Task to complete:
Select all lines holding the word "name" from the entries that follow.

Information supplied:
++++

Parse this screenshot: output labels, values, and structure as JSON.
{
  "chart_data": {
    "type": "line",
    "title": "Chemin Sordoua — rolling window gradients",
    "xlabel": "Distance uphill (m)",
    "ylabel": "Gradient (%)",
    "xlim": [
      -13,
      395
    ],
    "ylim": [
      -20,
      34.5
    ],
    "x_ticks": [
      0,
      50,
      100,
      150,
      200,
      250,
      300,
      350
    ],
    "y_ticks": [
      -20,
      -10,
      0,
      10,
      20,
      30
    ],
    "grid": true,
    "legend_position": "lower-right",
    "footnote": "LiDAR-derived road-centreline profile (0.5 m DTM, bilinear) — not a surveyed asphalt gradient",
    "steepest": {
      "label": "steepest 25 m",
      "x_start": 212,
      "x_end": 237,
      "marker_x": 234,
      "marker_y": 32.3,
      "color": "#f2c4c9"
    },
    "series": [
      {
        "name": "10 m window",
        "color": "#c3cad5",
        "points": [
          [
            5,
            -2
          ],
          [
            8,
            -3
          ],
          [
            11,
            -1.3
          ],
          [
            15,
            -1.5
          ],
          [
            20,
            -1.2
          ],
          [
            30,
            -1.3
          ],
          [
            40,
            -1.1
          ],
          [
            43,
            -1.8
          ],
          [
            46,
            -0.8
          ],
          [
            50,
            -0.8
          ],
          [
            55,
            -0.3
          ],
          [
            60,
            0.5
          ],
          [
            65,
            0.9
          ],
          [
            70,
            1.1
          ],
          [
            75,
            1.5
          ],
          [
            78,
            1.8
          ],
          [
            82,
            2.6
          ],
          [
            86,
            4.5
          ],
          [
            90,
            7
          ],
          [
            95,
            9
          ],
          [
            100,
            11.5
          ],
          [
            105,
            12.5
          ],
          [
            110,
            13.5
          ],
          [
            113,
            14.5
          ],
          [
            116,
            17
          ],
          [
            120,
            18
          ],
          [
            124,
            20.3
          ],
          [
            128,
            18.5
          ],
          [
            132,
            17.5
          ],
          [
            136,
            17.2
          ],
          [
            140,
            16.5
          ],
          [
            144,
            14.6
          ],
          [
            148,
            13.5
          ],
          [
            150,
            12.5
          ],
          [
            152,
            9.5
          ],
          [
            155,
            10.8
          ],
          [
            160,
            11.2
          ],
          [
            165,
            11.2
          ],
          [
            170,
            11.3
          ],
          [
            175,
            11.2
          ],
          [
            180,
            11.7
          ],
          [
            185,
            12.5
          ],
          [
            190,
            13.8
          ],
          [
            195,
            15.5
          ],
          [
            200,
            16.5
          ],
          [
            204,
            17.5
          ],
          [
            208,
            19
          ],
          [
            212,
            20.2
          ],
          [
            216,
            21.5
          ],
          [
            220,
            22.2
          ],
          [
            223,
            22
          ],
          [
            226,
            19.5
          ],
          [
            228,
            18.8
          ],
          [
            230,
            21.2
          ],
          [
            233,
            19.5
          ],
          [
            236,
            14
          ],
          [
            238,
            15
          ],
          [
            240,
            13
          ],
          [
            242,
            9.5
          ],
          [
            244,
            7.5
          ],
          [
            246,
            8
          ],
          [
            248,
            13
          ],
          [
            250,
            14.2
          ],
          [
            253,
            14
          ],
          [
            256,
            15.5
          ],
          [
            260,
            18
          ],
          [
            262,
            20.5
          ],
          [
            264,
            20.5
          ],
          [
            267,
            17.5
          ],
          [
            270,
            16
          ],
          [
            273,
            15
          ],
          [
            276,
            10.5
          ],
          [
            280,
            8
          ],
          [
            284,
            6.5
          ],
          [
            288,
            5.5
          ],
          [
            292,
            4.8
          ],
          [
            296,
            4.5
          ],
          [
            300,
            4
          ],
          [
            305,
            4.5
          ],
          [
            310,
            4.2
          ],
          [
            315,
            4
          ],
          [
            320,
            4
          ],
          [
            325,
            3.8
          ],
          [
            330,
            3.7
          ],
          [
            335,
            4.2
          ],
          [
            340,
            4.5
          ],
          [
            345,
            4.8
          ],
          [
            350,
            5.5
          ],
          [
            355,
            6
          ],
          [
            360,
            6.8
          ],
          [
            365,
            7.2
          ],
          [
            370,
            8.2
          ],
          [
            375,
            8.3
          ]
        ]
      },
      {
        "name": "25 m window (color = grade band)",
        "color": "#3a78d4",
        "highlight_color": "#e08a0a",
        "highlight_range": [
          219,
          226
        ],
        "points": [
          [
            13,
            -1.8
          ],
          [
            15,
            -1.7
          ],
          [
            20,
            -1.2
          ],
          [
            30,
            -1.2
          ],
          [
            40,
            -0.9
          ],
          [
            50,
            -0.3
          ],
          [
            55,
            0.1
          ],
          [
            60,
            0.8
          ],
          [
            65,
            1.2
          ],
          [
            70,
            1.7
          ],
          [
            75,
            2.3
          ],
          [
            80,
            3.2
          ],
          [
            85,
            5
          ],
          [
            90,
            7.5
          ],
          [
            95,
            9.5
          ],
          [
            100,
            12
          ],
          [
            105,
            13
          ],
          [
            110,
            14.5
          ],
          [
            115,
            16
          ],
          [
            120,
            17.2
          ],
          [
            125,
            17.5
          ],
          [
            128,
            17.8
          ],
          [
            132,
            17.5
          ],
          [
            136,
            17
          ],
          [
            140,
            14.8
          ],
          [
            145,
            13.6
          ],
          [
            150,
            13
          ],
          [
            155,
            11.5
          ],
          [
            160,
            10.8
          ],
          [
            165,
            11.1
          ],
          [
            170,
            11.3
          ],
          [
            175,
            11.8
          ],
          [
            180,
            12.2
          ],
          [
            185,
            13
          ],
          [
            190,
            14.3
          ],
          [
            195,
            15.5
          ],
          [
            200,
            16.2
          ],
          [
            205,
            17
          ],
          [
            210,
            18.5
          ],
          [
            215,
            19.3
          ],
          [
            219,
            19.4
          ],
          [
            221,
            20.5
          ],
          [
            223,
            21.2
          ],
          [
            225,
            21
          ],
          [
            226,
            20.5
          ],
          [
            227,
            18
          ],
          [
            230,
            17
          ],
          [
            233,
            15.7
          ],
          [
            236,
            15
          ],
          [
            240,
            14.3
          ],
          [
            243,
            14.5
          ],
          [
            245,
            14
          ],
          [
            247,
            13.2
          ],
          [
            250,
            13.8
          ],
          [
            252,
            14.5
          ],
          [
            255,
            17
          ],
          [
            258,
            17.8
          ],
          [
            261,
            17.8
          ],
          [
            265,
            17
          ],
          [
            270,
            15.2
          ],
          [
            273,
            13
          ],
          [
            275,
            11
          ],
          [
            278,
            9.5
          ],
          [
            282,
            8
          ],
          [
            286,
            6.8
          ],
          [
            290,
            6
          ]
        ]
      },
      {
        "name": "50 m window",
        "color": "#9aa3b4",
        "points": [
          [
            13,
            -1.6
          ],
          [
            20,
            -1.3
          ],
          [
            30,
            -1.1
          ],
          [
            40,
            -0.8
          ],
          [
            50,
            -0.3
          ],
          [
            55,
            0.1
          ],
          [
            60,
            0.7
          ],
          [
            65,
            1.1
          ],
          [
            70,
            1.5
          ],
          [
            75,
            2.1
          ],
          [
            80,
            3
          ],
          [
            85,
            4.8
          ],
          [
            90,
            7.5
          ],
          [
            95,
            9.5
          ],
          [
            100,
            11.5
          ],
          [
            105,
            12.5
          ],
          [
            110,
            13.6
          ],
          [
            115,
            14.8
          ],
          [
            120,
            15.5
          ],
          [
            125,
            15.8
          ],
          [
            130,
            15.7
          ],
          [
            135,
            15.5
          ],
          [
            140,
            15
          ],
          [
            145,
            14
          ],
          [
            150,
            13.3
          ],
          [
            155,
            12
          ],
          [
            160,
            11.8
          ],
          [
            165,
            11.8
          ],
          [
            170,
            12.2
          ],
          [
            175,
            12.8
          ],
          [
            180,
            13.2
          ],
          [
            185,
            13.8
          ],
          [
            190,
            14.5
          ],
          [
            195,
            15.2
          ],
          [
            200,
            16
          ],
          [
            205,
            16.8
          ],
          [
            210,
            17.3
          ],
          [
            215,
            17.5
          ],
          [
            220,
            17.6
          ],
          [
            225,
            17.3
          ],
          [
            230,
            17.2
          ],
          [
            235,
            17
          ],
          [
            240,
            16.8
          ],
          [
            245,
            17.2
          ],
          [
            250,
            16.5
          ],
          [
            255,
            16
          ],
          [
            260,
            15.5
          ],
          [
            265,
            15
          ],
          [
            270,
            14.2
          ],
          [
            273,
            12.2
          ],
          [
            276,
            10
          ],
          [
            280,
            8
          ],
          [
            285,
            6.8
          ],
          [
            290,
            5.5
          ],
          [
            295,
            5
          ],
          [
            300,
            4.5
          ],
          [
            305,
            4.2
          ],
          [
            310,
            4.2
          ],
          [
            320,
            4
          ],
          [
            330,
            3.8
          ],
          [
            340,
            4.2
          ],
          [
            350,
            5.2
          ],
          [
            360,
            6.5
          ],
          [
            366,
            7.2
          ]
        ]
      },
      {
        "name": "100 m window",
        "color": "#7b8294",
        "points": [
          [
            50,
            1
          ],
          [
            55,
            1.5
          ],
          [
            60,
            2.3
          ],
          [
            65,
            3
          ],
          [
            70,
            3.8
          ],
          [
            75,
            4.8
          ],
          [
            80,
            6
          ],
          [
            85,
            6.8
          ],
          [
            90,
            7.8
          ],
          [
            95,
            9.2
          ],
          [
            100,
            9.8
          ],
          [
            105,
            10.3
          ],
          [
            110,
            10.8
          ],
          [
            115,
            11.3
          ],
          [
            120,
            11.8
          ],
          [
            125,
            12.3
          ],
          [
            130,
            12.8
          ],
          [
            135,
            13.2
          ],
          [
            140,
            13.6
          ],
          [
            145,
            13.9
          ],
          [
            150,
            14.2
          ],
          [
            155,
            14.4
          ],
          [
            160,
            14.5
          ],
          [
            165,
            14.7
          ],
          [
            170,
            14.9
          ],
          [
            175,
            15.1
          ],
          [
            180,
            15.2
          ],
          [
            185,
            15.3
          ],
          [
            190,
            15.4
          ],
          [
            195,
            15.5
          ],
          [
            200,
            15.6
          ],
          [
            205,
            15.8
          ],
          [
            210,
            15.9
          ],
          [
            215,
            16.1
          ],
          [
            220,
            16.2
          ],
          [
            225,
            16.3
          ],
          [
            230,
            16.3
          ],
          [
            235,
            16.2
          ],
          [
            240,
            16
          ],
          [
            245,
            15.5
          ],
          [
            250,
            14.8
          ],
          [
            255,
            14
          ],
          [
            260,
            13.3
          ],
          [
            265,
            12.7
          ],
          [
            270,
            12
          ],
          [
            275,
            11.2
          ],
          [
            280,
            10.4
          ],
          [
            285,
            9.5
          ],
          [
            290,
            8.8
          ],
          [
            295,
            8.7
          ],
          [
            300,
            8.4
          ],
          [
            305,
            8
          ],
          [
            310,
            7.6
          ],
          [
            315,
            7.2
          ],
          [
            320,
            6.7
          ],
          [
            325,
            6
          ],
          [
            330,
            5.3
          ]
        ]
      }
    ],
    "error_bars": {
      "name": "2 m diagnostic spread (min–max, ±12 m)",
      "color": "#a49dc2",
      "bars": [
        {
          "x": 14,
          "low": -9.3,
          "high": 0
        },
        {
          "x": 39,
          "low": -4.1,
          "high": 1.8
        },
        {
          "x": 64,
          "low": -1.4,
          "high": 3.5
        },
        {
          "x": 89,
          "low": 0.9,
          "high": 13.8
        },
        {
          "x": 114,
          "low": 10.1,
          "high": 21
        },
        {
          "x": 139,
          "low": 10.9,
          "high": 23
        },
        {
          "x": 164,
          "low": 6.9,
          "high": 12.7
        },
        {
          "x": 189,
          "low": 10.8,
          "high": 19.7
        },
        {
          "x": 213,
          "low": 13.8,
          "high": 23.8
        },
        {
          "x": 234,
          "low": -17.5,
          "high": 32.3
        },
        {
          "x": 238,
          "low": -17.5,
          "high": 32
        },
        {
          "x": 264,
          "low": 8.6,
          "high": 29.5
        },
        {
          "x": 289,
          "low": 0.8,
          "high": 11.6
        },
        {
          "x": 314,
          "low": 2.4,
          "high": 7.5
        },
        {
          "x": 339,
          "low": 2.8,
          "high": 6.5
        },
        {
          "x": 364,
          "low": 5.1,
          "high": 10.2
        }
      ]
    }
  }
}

++++

Full output:
        "name": "10 m window",
        "name": "25 m window (color = grade band)",
        "name": "50 m window",
        "name": "100 m window",
      "name": "2 m diagnostic spread (min–max, ±12 m)",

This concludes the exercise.